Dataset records
◆ ◆ ◆ ◆
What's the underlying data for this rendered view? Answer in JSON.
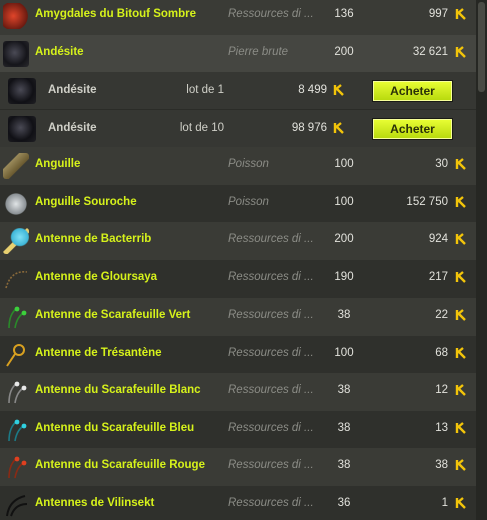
{
  "rows": [
    {
      "name": "Amygdales du Bitouf Sombre",
      "category": "Ressources di ...",
      "level": "136",
      "price": "997",
      "icon": "red-claw-icon",
      "icon_color": "#c23a24"
    },
    {
      "name": "Andésite",
      "category": "Pierre brute",
      "level": "200",
      "price": "32 621",
      "icon": "dark-stone-icon",
      "icon_color": "#1d1d22"
    },
    {
      "name": "Andésite",
      "lot": "lot de 1",
      "price": "8 499",
      "button": "Acheter",
      "icon": "dark-stone-icon",
      "icon_color": "#1d1d22"
    },
    {
      "name": "Andésite",
      "lot": "lot de 10",
      "price": "98 976",
      "button": "Acheter",
      "icon": "dark-stone-icon",
      "icon_color": "#1d1d22"
    },
    {
      "name": "Anguille",
      "category": "Poisson",
      "level": "100",
      "price": "30",
      "icon": "eel-icon",
      "icon_color": "#9a8a5a"
    },
    {
      "name": "Anguille Souroche",
      "category": "Poisson",
      "level": "100",
      "price": "152 750",
      "icon": "grey-eel-icon",
      "icon_color": "#c8cccf"
    },
    {
      "name": "Antenne de Bacterrib",
      "category": "Ressources di ...",
      "level": "200",
      "price": "924",
      "icon": "antenna-icon",
      "icon_color": "#3fb6d8"
    },
    {
      "name": "Antenne de Gloursaya",
      "category": "Ressources di ...",
      "level": "190",
      "price": "217",
      "icon": "thin-antenna-icon",
      "icon_color": "#8a6a3a"
    },
    {
      "name": "Antenne de Scarafeuille Vert",
      "category": "Ressources di ...",
      "level": "38",
      "price": "22",
      "icon": "green-antenna-icon",
      "icon_color": "#3cd03c"
    },
    {
      "name": "Antenne de Trésantène",
      "category": "Ressources di ...",
      "level": "100",
      "price": "68",
      "icon": "gold-antenna-icon",
      "icon_color": "#d8a020"
    },
    {
      "name": "Antenne du Scarafeuille Blanc",
      "category": "Ressources di ...",
      "level": "38",
      "price": "12",
      "icon": "white-antenna-icon",
      "icon_color": "#e8e8e8"
    },
    {
      "name": "Antenne du Scarafeuille Bleu",
      "category": "Ressources di ...",
      "level": "38",
      "price": "13",
      "icon": "blue-antenna-icon",
      "icon_color": "#30d0e0"
    },
    {
      "name": "Antenne du Scarafeuille Rouge",
      "category": "Ressources di ...",
      "level": "38",
      "price": "38",
      "icon": "red-antenna-icon",
      "icon_color": "#e04020"
    },
    {
      "name": "Antennes de Vilinsekt",
      "category": "Ressources di ...",
      "level": "36",
      "price": "1",
      "icon": "black-antenna-icon",
      "icon_color": "#222"
    }
  ],
  "currency_icon": "kama-icon",
  "accent": "#d6f21b"
}
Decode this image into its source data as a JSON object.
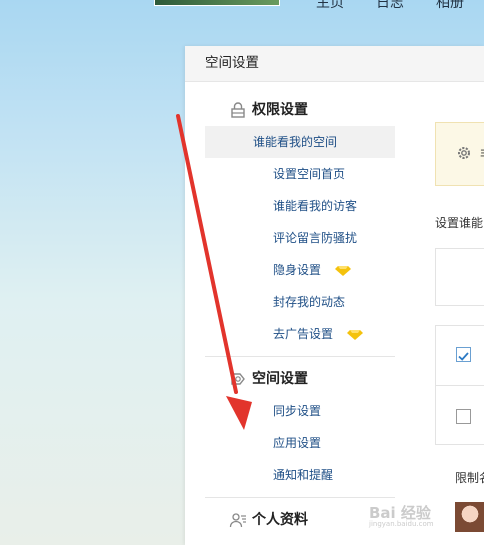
{
  "topnav": {
    "items": [
      "主页",
      "日志",
      "相册"
    ]
  },
  "panel": {
    "title": "空间设置"
  },
  "sidebar": {
    "groups": [
      {
        "title": "权限设置",
        "icon": "lock-icon",
        "items": [
          {
            "label": "谁能看我的空间",
            "selected": true
          },
          {
            "label": "设置空间首页"
          },
          {
            "label": "谁能看我的访客"
          },
          {
            "label": "评论留言防骚扰"
          },
          {
            "label": "隐身设置",
            "badge": "diamond-icon"
          },
          {
            "label": "封存我的动态"
          },
          {
            "label": "去广告设置",
            "badge": "diamond-icon"
          }
        ]
      },
      {
        "title": "空间设置",
        "icon": "settings-icon",
        "items": [
          {
            "label": "同步设置"
          },
          {
            "label": "应用设置"
          },
          {
            "label": "通知和提醒"
          }
        ]
      },
      {
        "title": "个人资料",
        "icon": "profile-icon",
        "items": []
      }
    ]
  },
  "content": {
    "notice_text": "非",
    "who_label": "设置谁能",
    "limit_label": "限制名"
  },
  "colors": {
    "link": "#1f4f86",
    "arrow": "#e2342c",
    "diamond": "#f4c20d"
  },
  "watermark": {
    "text": "Bai 经验",
    "sub": "jingyan.baidu.com"
  }
}
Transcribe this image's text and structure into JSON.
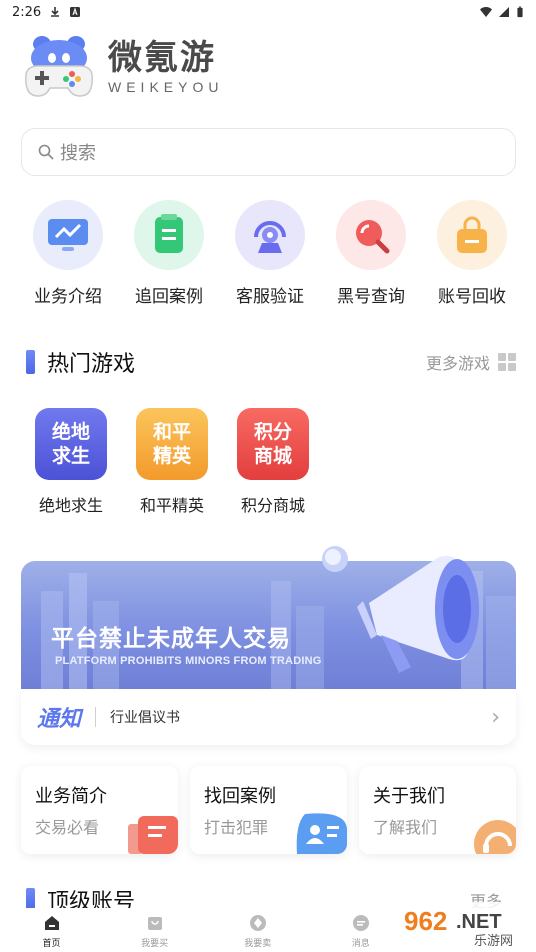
{
  "status_bar": {
    "time": "2:26"
  },
  "logo": {
    "title": "微氪游",
    "subtitle": "WEIKEYOU"
  },
  "search": {
    "placeholder": "搜索"
  },
  "quick_actions": [
    {
      "label": "业务介绍",
      "icon": "monitor-icon",
      "bg": "#e8ecfb",
      "color": "#5b8cf0"
    },
    {
      "label": "追回案例",
      "icon": "document-icon",
      "bg": "#dff6ea",
      "color": "#33c777"
    },
    {
      "label": "客服验证",
      "icon": "support-icon",
      "bg": "#e8e6fa",
      "color": "#6a6cf0"
    },
    {
      "label": "黑号查询",
      "icon": "search-icon",
      "bg": "#fde7e7",
      "color": "#f05b5b"
    },
    {
      "label": "账号回收",
      "icon": "bag-icon",
      "bg": "#fdf0df",
      "color": "#f7b24a"
    }
  ],
  "hot_games": {
    "title": "热门游戏",
    "more": "更多游戏",
    "items": [
      {
        "tile_text": "绝地\n求生",
        "name": "绝地求生",
        "bg": "#5a5fe0"
      },
      {
        "tile_text": "和平\n精英",
        "name": "和平精英",
        "bg": "#f7a93a"
      },
      {
        "tile_text": "积分\n商城",
        "name": "积分商城",
        "bg": "#f04a4a"
      }
    ]
  },
  "banner": {
    "title": "平台禁止未成年人交易",
    "subtitle": "PLATFORM PROHIBITS MINORS FROM TRADING",
    "notice_badge": "通知",
    "notice_text": "行业倡议书"
  },
  "info_cards": [
    {
      "title": "业务简介",
      "sub": "交易必看",
      "icon": "list-icon",
      "color": "#f26a5b"
    },
    {
      "title": "找回案例",
      "sub": "打击犯罪",
      "icon": "contacts-icon",
      "color": "#5b9df0"
    },
    {
      "title": "关于我们",
      "sub": "了解我们",
      "icon": "headset-icon",
      "color": "#f2a25b"
    }
  ],
  "top_accounts": {
    "title": "顶级账号",
    "more": "更多"
  },
  "tabbar": [
    {
      "label": "首页",
      "icon": "home-icon",
      "active": true
    },
    {
      "label": "我要买",
      "icon": "cart-icon",
      "active": false
    },
    {
      "label": "我要卖",
      "icon": "sell-icon",
      "active": false
    },
    {
      "label": "消息",
      "icon": "message-icon",
      "active": false
    }
  ],
  "watermark": {
    "text": "962.NET",
    "sub": "乐游网"
  }
}
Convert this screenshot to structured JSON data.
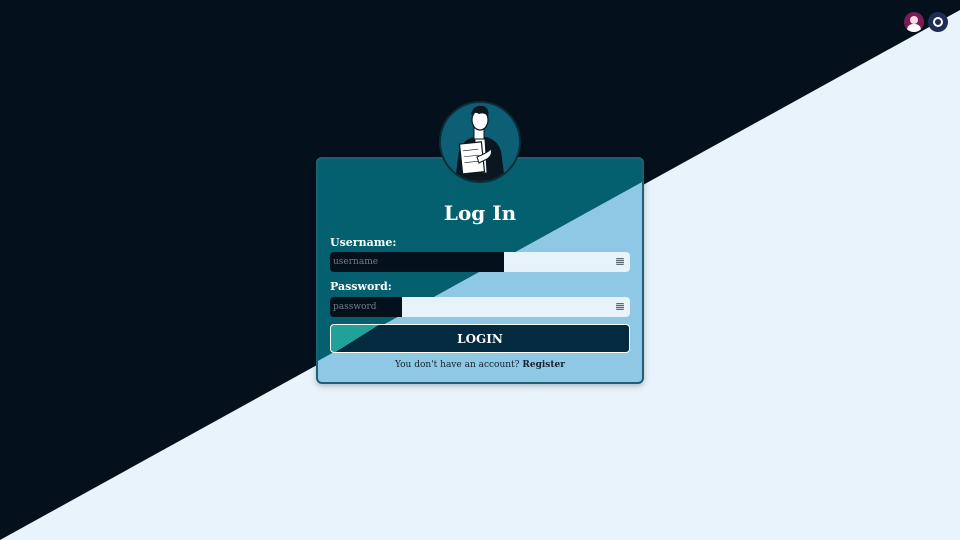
{
  "page": {
    "colors": {
      "dark_background": "#04111c",
      "light_background": "#e8f3fb",
      "card_teal": "#04606f",
      "card_light_blue": "#8fc8e5",
      "button_dark": "#042a40",
      "button_accent": "#22a19a"
    }
  },
  "header_icons": [
    {
      "name": "user-avatar-icon"
    },
    {
      "name": "ring-icon"
    }
  ],
  "login": {
    "title": "Log In",
    "username_label": "Username:",
    "username_placeholder": "username",
    "password_label": "Password:",
    "password_placeholder": "password",
    "button_label": "LOGIN",
    "register_prompt": "You don't have an account?",
    "register_link": "Register"
  }
}
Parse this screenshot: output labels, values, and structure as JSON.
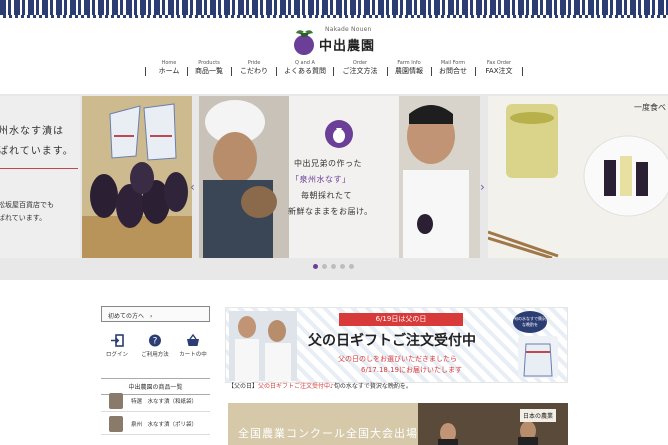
{
  "logo": {
    "romaji": "Nakade Nouen",
    "name": "中出農園"
  },
  "nav": [
    {
      "en": "Home",
      "jp": "ホーム"
    },
    {
      "en": "Products",
      "jp": "商品一覧"
    },
    {
      "en": "Pride",
      "jp": "こだわり"
    },
    {
      "en": "Q and A",
      "jp": "よくある質問"
    },
    {
      "en": "Order",
      "jp": "ご注文方法"
    },
    {
      "en": "Farm Info",
      "jp": "農園情報"
    },
    {
      "en": "Mail Form",
      "jp": "お問合せ"
    },
    {
      "en": "Fax Order",
      "jp": "FAX注文"
    }
  ],
  "hero": {
    "left": {
      "line1": "州水なす漬は",
      "line2": "ばれています。",
      "line3": "松坂屋百貨店でも",
      "line4": "ばれています。"
    },
    "main": {
      "line1": "中出兄弟の作った",
      "line2": "「泉州水なす」",
      "line3": "毎朝採れたて",
      "line4": "新鮮なままをお届け。"
    },
    "right": {
      "line1": "一度食べ"
    },
    "prev_arrow": "‹",
    "next_arrow": "›",
    "dots": 5,
    "active_dot": 0
  },
  "sidebar": {
    "beginner": "初めての方へ　›",
    "quick_links": [
      {
        "label": "ログイン",
        "icon": "login-icon"
      },
      {
        "label": "ご利用方法",
        "icon": "help-icon"
      },
      {
        "label": "カートの中",
        "icon": "cart-icon"
      }
    ],
    "products_heading": "中出農園の商品一覧",
    "products": [
      {
        "label": "特選　水なす漬（和紙袋）"
      },
      {
        "label": "泉州　水なす漬（ポリ袋）"
      }
    ]
  },
  "banner": {
    "tag": "6/19日は父の日",
    "title": "父の日ギフトご注文受付中",
    "sub1": "父の日のしをお選びいただきましたら",
    "sub2": "6/17.18.19にお届けいたします",
    "badge": "旬の水なすで贅沢な晩酌を"
  },
  "caption": {
    "prefix": "【父の日】",
    "red": "父の日ギフトご注文受付中♪",
    "rest": "旬の水なすで贅沢な晩酌を。"
  },
  "banner2": {
    "text": "全国農業コンクール全国大会出場",
    "tag": "日本の農業"
  },
  "colors": {
    "brand_navy": "#2b3d73",
    "brand_purple": "#6b3f97",
    "accent_red": "#d83a3a"
  }
}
◆ ◆ ◆ ◆
• **SET EXERCISE**
Gather each line of the listing containing the word "父の日ギフトご注文受付中" and show it.

• **TASK RESPONSE**
    "title": "父の日ギフトご注文受付中",
    "red": "父の日ギフトご注文受付中♪",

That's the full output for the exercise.